>> START INPUT ROWS

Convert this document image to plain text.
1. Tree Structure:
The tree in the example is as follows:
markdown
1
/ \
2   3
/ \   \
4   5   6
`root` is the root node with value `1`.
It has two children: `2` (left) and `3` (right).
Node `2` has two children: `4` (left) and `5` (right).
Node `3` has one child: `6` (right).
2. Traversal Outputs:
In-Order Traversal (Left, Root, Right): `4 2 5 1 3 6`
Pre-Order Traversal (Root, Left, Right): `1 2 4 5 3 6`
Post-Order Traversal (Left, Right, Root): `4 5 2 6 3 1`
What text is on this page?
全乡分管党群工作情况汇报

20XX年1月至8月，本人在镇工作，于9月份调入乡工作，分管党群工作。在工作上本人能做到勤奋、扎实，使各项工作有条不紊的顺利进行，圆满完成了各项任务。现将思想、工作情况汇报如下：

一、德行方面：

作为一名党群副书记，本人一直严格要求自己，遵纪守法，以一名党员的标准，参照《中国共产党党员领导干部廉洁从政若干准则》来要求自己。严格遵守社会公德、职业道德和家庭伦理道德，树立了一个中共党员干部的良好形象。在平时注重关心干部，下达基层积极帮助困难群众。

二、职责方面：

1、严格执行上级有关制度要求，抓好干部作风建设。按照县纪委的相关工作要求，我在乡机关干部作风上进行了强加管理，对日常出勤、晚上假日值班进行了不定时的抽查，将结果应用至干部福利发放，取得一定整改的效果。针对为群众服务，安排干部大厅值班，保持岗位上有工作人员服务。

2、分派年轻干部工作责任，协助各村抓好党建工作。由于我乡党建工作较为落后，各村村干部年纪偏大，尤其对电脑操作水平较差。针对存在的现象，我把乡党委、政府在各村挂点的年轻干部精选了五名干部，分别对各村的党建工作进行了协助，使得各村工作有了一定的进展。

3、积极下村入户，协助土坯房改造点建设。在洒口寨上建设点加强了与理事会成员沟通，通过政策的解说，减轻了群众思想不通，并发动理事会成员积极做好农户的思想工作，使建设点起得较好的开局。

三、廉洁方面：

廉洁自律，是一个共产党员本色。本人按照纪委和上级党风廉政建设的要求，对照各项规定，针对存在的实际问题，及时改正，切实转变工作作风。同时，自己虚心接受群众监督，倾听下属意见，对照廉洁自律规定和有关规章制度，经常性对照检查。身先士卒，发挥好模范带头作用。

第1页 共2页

>> END INPUT ROWS

Reproduce the complete set of lines precisely as supplied.

◆ RESPONSE TO THE TASK ◆
Convert this document image to plain text.
1. Tree Structure:
The tree in the example is as follows:
markdown
1
/ \
2   3
/ \   \
4   5   6
`root` is the root node with value `1`.
It has two children: `2` (left) and `3` (right).
Node `2` has two children: `4` (left) and `5` (right).
Node `3` has one child: `6` (right).
2. Traversal Outputs:
In-Order Traversal (Left, Root, Right): `4 2 5 1 3 6`
Pre-Order Traversal (Root, Left, Right): `1 2 4 5 3 6`
Post-Order Traversal (Left, Right, Root): `4 5 2 6 3 1`
What text is on this page?
全乡分管党群工作情况汇报

20XX年1月至8月，本人在镇工作，于9月份调入乡工作，分管党群工作。在工作上本人能做到勤奋、扎实，使各项工作有条不紊的顺利进行，圆满完成了各项任务。现将思想、工作情况汇报如下：

一、德行方面：

作为一名党群副书记，本人一直严格要求自己，遵纪守法，以一名党员的标准，参照《中国共产党党员领导干部廉洁从政若干准则》来要求自己。严格遵守社会公德、职业道德和家庭伦理道德，树立了一个中共党员干部的良好形象。在平时注重关心干部，下达基层积极帮助困难群众。

二、职责方面：

1、严格执行上级有关制度要求，抓好干部作风建设。按照县纪委的相关工作要求，我在乡机关干部作风上进行了强加管理，对日常出勤、晚上假日值班进行了不定时的抽查，将结果应用至干部福利发放，取得一定整改的效果。针对为群众服务，安排干部大厅值班，保持岗位上有工作人员服务。

2、分派年轻干部工作责任，协助各村抓好党建工作。由于我乡党建工作较为落后，各村村干部年纪偏大，尤其对电脑操作水平较差。针对存在的现象，我把乡党委、政府在各村挂点的年轻干部精选了五名干部，分别对各村的党建工作进行了协助，使得各村工作有了一定的进展。

3、积极下村入户，协助土坯房改造点建设。在洒口寨上建设点加强了与理事会成员沟通，通过政策的解说，减轻了群众思想不通，并发动理事会成员积极做好农户的思想工作，使建设点起得较好的开局。

三、廉洁方面：

廉洁自律，是一个共产党员本色。本人按照纪委和上级党风廉政建设的要求，对照各项规定，针对存在的实际问题，及时改正，切实转变工作作风。同时，自己虚心接受群众监督，倾听下属意见，对照廉洁自律规定和有关规章制度，经常性对照检查。身先士卒，发挥好模范带头作用。

第1页 共2页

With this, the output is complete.